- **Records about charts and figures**
---

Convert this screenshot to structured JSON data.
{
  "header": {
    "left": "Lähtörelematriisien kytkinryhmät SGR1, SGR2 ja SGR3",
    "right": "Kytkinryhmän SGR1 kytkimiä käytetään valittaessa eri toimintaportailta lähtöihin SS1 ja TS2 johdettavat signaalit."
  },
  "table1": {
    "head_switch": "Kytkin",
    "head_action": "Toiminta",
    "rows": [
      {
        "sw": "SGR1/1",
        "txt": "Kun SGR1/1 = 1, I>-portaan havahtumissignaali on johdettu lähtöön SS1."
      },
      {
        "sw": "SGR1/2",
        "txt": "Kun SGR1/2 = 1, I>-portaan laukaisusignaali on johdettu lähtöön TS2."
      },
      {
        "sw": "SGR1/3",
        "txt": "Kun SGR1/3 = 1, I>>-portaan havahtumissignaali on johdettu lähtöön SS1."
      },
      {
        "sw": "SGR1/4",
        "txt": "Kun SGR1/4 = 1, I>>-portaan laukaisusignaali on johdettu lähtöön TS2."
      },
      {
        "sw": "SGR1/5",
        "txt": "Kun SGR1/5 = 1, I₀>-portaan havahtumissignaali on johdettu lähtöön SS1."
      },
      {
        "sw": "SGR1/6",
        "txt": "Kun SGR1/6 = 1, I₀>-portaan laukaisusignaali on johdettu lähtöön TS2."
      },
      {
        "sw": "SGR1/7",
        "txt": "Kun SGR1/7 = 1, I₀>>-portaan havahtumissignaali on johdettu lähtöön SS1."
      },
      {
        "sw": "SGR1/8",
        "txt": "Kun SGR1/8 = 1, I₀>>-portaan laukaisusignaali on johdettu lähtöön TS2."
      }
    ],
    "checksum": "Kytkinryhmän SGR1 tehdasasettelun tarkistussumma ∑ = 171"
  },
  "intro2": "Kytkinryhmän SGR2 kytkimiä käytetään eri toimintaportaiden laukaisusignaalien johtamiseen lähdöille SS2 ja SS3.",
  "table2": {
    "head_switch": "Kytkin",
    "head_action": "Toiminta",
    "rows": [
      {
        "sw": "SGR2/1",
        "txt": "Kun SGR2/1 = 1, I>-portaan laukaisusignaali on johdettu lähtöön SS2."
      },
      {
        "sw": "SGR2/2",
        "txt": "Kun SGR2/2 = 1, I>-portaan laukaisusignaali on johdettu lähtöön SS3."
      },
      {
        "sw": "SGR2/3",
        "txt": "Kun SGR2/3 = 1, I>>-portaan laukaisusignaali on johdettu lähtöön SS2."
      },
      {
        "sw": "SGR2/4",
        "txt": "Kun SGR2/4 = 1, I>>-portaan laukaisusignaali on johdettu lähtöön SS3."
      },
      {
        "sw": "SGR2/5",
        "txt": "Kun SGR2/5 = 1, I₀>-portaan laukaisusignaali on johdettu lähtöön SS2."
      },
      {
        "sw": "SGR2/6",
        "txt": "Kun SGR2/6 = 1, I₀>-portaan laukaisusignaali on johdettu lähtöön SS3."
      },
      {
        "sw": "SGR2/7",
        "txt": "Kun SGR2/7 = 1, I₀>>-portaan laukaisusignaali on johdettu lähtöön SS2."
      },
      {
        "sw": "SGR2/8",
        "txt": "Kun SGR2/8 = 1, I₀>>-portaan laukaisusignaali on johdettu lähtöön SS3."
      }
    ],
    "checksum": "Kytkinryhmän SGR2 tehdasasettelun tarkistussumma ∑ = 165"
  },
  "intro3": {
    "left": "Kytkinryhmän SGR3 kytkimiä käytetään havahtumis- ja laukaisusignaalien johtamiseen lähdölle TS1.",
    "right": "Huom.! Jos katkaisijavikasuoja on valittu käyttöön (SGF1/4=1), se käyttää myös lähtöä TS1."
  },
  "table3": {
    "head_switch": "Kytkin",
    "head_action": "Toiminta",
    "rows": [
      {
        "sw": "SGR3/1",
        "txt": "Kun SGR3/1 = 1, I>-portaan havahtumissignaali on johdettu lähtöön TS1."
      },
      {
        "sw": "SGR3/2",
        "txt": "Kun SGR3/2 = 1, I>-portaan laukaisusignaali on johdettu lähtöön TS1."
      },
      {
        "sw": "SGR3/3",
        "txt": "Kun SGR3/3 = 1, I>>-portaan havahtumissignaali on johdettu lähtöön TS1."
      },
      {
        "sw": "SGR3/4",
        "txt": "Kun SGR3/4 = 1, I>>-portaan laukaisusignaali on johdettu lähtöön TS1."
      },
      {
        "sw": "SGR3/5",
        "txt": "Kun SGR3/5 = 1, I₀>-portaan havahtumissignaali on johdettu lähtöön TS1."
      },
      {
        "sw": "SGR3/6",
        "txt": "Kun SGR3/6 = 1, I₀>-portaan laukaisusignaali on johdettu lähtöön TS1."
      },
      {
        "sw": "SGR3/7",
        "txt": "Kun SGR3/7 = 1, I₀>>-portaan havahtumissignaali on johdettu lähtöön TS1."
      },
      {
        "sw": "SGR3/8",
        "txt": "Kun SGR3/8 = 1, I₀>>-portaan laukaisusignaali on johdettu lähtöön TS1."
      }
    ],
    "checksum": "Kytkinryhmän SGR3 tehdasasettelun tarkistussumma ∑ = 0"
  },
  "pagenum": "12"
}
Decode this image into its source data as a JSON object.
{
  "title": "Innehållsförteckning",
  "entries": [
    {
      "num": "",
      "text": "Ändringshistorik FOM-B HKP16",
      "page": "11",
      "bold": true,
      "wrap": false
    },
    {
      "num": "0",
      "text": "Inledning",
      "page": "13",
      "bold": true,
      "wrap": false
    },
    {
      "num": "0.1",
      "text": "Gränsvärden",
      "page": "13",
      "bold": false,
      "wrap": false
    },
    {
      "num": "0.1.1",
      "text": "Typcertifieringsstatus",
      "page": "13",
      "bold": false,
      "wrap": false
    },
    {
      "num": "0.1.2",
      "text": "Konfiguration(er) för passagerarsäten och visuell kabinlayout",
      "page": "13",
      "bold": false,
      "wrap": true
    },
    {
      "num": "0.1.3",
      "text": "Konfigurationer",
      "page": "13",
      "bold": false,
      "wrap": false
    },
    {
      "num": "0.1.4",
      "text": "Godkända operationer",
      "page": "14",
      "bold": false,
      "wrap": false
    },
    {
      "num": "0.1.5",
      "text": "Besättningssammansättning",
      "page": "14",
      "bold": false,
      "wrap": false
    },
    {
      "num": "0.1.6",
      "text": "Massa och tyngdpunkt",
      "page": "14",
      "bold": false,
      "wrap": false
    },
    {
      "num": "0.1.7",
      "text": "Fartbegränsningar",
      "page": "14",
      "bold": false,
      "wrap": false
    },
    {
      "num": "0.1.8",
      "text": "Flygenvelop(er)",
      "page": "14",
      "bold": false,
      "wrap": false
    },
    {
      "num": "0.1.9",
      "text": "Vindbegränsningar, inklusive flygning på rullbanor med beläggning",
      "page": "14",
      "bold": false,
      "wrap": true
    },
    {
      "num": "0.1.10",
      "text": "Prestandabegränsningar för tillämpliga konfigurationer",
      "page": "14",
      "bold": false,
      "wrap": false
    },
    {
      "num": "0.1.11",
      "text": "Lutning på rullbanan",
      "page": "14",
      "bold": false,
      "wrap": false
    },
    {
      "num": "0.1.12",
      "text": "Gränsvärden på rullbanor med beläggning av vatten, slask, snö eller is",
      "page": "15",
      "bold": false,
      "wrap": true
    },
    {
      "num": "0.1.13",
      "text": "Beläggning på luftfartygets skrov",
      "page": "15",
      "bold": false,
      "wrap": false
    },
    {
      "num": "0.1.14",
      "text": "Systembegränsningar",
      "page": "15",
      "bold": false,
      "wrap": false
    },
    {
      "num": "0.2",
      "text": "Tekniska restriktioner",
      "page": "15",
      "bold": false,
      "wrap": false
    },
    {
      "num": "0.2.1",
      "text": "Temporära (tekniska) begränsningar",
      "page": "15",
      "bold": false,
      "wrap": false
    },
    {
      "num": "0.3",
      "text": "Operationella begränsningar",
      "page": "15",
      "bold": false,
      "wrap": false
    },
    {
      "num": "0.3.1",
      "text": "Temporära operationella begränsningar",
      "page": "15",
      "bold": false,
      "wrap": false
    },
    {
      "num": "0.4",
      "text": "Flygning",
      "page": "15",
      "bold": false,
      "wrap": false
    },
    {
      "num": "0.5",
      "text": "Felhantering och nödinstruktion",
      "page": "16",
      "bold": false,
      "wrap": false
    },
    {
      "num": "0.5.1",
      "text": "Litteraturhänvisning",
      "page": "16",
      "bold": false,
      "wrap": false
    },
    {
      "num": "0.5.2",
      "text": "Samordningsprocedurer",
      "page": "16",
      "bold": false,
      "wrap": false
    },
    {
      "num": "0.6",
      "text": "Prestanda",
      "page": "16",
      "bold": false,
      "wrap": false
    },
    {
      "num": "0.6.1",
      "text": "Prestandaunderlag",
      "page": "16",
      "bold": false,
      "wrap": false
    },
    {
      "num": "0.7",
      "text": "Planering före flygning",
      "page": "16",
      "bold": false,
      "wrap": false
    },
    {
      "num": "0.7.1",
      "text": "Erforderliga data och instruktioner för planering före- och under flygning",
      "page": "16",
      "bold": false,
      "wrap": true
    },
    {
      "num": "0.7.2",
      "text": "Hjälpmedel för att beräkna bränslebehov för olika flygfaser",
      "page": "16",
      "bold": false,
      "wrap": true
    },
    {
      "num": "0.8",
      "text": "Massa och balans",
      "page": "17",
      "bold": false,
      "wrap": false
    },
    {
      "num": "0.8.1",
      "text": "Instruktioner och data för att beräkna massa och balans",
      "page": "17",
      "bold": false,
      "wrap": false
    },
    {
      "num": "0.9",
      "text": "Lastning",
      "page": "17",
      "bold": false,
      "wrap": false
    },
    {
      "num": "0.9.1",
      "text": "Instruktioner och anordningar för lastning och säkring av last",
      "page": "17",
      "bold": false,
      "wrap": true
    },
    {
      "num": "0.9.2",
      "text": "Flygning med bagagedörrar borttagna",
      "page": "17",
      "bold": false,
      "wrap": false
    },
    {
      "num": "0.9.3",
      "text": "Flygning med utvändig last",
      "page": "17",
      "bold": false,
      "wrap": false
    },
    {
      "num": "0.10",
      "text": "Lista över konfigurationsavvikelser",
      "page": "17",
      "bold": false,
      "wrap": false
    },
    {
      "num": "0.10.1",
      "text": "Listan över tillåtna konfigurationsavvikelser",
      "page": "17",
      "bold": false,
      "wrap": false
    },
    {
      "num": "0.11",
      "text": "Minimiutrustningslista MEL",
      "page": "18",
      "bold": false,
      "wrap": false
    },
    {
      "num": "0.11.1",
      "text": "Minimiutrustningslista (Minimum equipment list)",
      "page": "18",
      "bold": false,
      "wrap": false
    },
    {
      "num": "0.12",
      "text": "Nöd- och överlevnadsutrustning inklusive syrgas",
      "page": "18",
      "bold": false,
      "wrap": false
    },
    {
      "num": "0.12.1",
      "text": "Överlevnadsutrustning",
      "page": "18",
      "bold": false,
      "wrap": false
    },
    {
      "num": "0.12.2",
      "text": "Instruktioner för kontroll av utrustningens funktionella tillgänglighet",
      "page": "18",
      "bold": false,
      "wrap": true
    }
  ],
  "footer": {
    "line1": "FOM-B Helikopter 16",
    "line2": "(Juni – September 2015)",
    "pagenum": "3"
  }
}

---

- **Given task**
Across the entries, how many lines hold the word "käytetään"? Say only the number.

- **Solution**
3